* [Recorded data]:

[BEGIN]

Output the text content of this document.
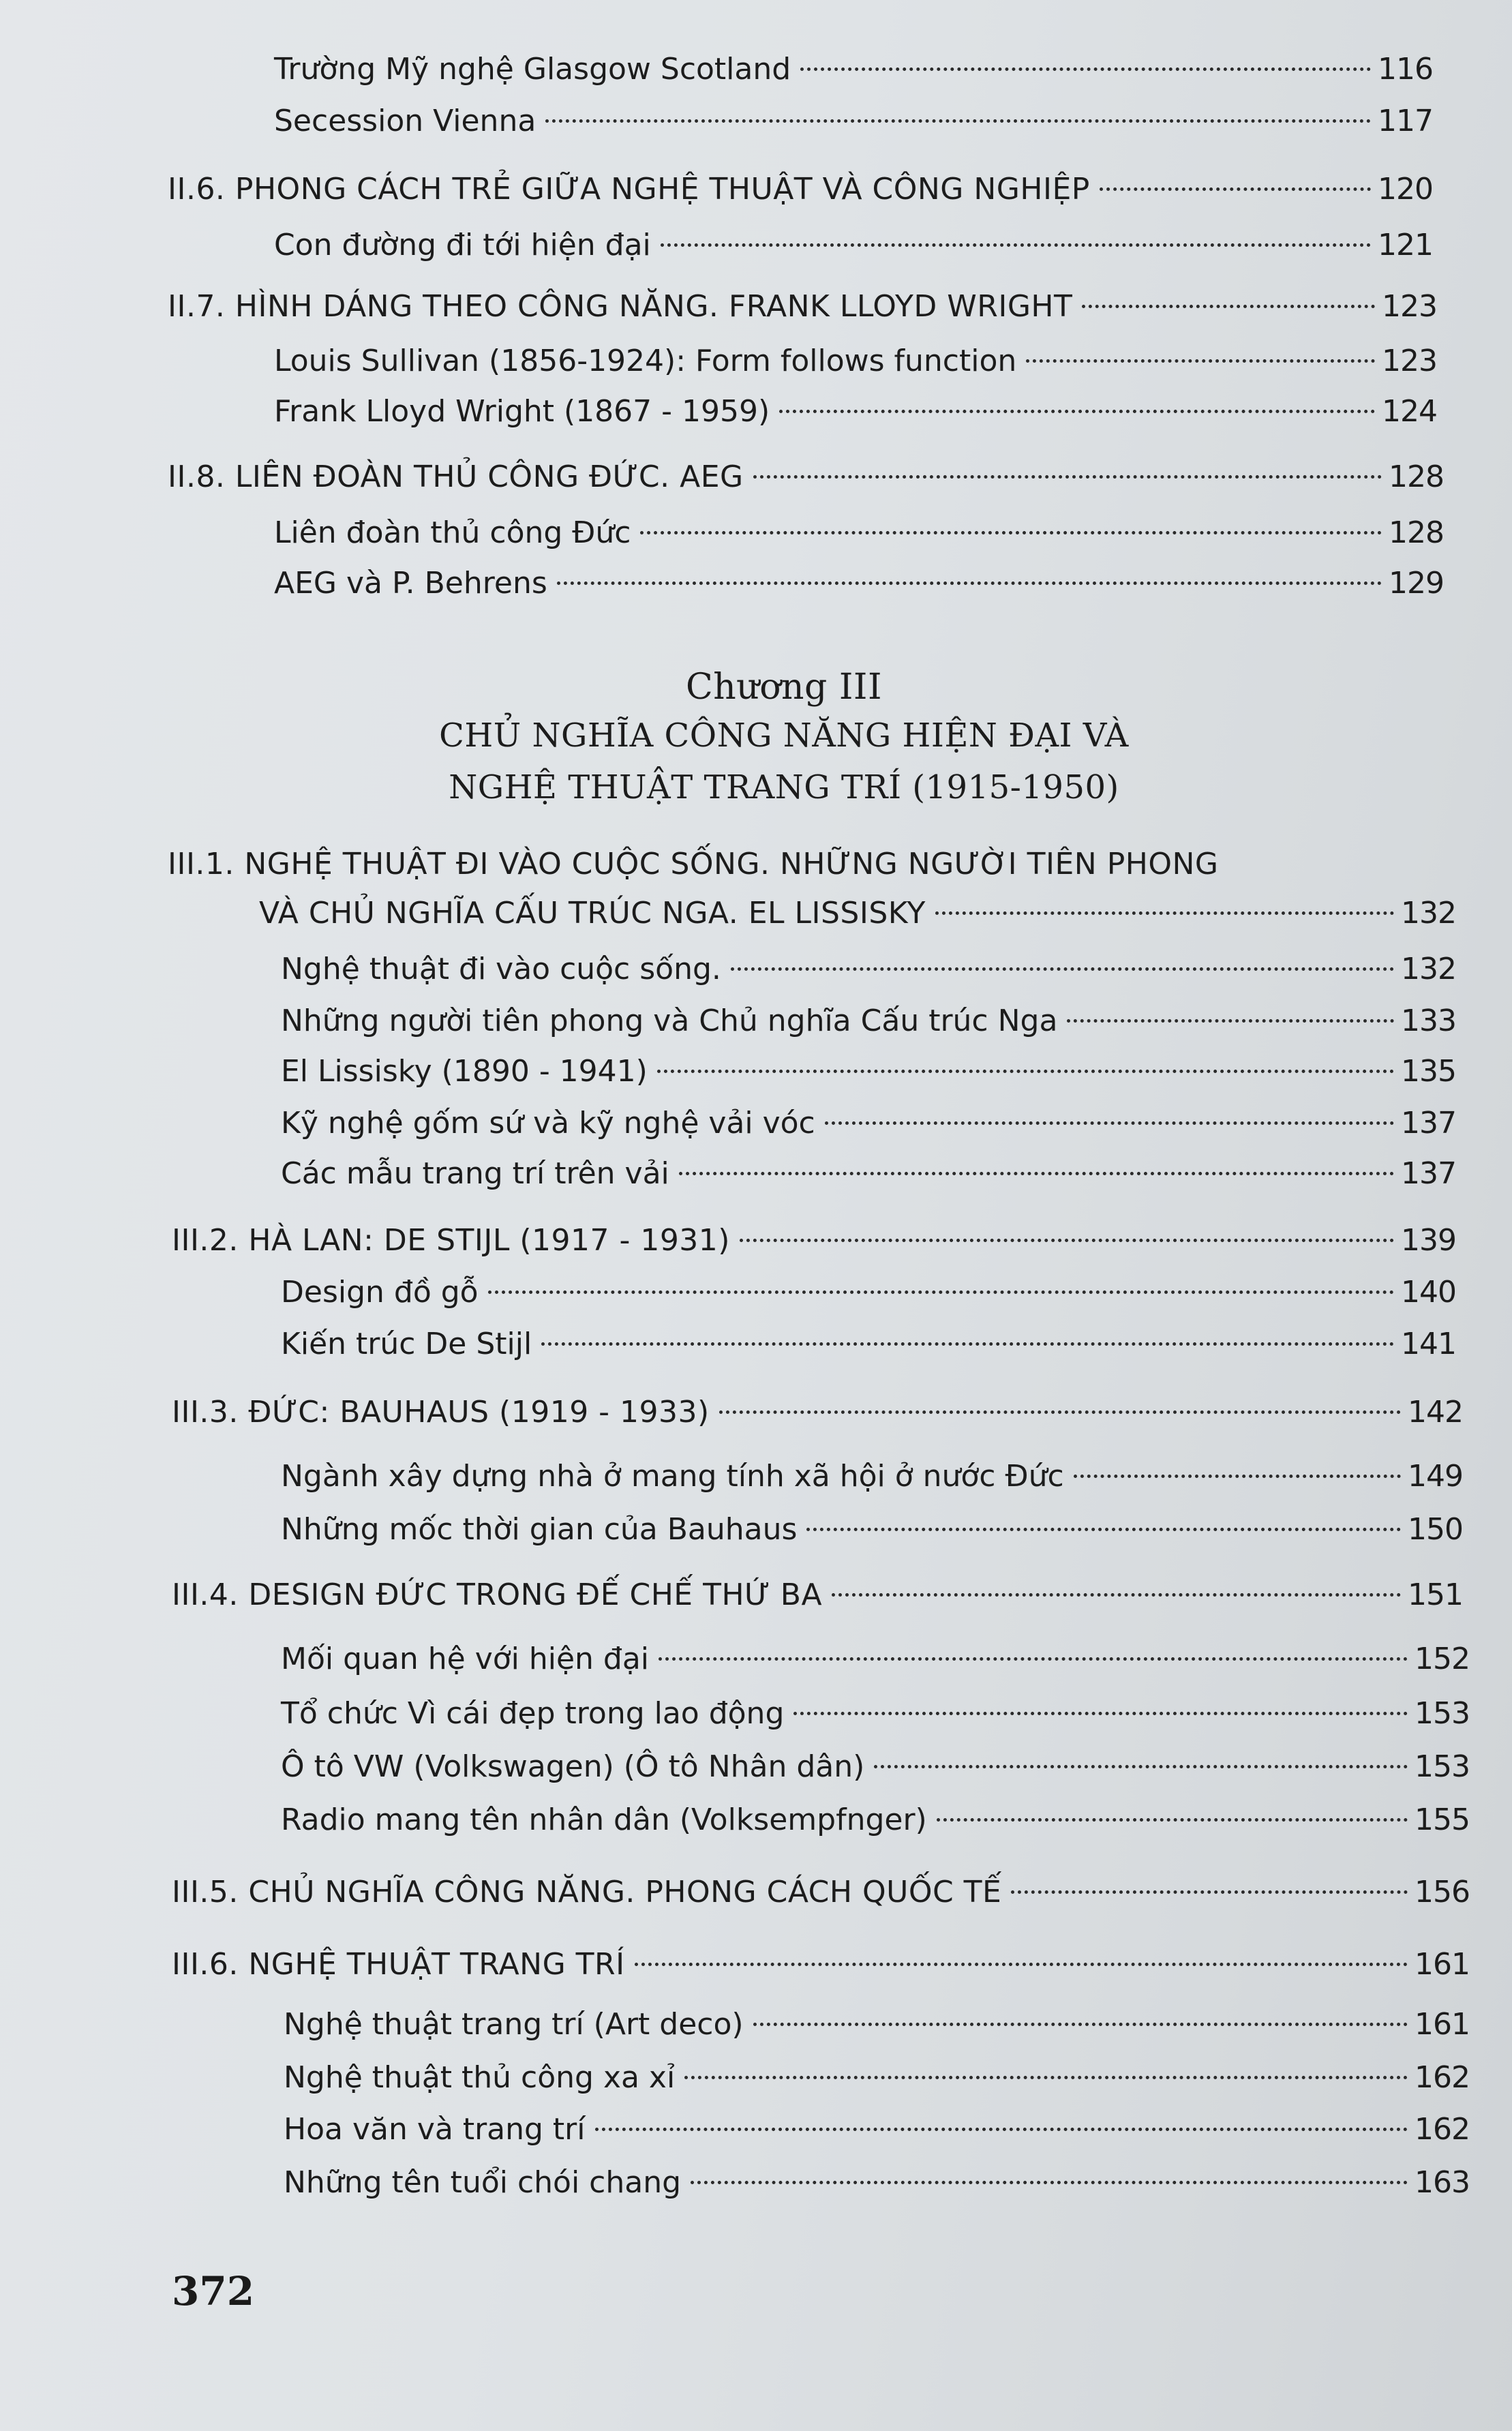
Trường Mỹ nghệ Glasgow Scotland	116
Secession Vienna	117
II.6. PHONG CÁCH TRẺ GIỮA NGHỆ THUẬT VÀ CÔNG NGHIỆP	120
Con đường đi tới hiện đại	121
II.7. HÌNH DÁNG THEO CÔNG NĂNG. FRANK LLOYD WRIGHT	123
Louis Sullivan (1856-1924): Form follows function	123
Frank Lloyd Wright (1867 - 1959)	124
II.8. LIÊN ĐOÀN THỦ CÔNG ĐỨC. AEG	128
Liên đoàn thủ công Đức	128
AEG và P. Behrens	129
Chương III
CHỦ NGHĨA CÔNG NĂNG HIỆN ĐẠI VÀ
NGHỆ THUẬT TRANG TRÍ (1915-1950)
III.1. NGHỆ THUẬT ĐI VÀO CUỘC SỐNG. NHỮNG NGƯỜI TIÊN PHONG
VÀ CHỦ NGHĨA CẤU TRÚC NGA. EL LISSISKY	132
Nghệ thuật đi vào cuộc sống.	132
Những người tiên phong và Chủ nghĩa Cấu trúc Nga	133
El Lissisky (1890 - 1941)	135
Kỹ nghệ gốm sứ và kỹ nghệ vải vóc	137
Các mẫu trang trí trên vải	137
III.2. HÀ LAN: DE STIJL (1917 - 1931)	139
Design đồ gỗ	140
Kiến trúc De Stijl	141
III.3. ĐỨC: BAUHAUS (1919 - 1933)	142
Ngành xây dựng nhà ở mang tính xã hội ở nước Đức	149
Những mốc thời gian của Bauhaus	150
III.4. DESIGN ĐỨC TRONG ĐẾ CHẾ THỨ BA	151
Mối quan hệ với hiện đại	152
Tổ chức Vì cái đẹp trong lao động	153
Ô tô VW (Volkswagen) (Ô tô Nhân dân)	153
Radio mang tên nhân dân (Volksempfnger)	155
III.5. CHỦ NGHĨA CÔNG NĂNG. PHONG CÁCH QUỐC TẾ	156
III.6. NGHỆ THUẬT TRANG TRÍ	161
Nghệ thuật trang trí (Art deco)	161
Nghệ thuật thủ công xa xỉ	162
Hoa văn và trang trí	162
Những tên tuổi chói chang	163
372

[END]

* [Exercise directions]: Pick out each line above that includes "mang" and show it.

* [Written response]:
Ngành xây dựng nhà ở mang tính xã hội ở nước Đức	149
Radio mang tên nhân dân (Volksempfnger)	155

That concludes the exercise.